GOAL OF THE EXERCISE :: The entries below should be given again exactly, minus their pictures.

PROVIDED RECORDS ::
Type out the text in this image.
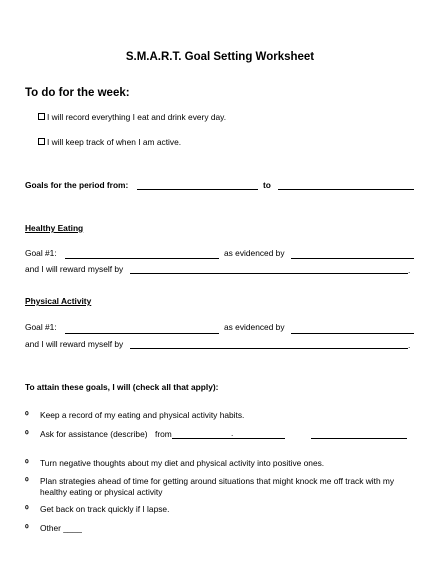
S.M.A.R.T. Goal Setting Worksheet
To do for the week:
I will record everything I eat and drink every day.
I will keep track of when I am active.
Goals for the period from:	to
Healthy Eating
Goal #1:	as evidenced by
and I will reward myself by	.
Physical Activity
Goal #1:	as evidenced by
and I will reward myself by	.
To attain these goals, I will (check all that apply):
⁰ Keep a record of my eating and physical activity habits.
⁰ Ask for assistance (describe) from	.
⁰ Turn negative thoughts about my diet and physical activity into positive ones.
⁰ Plan strategies ahead of time for getting around situations that might knock me off track with my
healthy eating or physical activity
⁰ Get back on track quickly if I lapse.
⁰ Other ____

OUTPUT OF THE EXERCISE ::
Type out the text in this image.
S.M.A.R.T. Goal Setting Worksheet
To do for the week:
I will record everything I eat and drink every day.
I will keep track of when I am active.
Goals for the period from:	to
Healthy Eating
Goal #1:	as evidenced by
and I will reward myself by	.
Physical Activity
Goal #1:	as evidenced by
and I will reward myself by	.
To attain these goals, I will (check all that apply):
⁰ Keep a record of my eating and physical activity habits.
⁰ Ask for assistance (describe) from	.
⁰ Turn negative thoughts about my diet and physical activity into positive ones.
⁰ Plan strategies ahead of time for getting around situations that might knock me off track with my
healthy eating or physical activity
⁰ Get back on track quickly if I lapse.
⁰ Other ____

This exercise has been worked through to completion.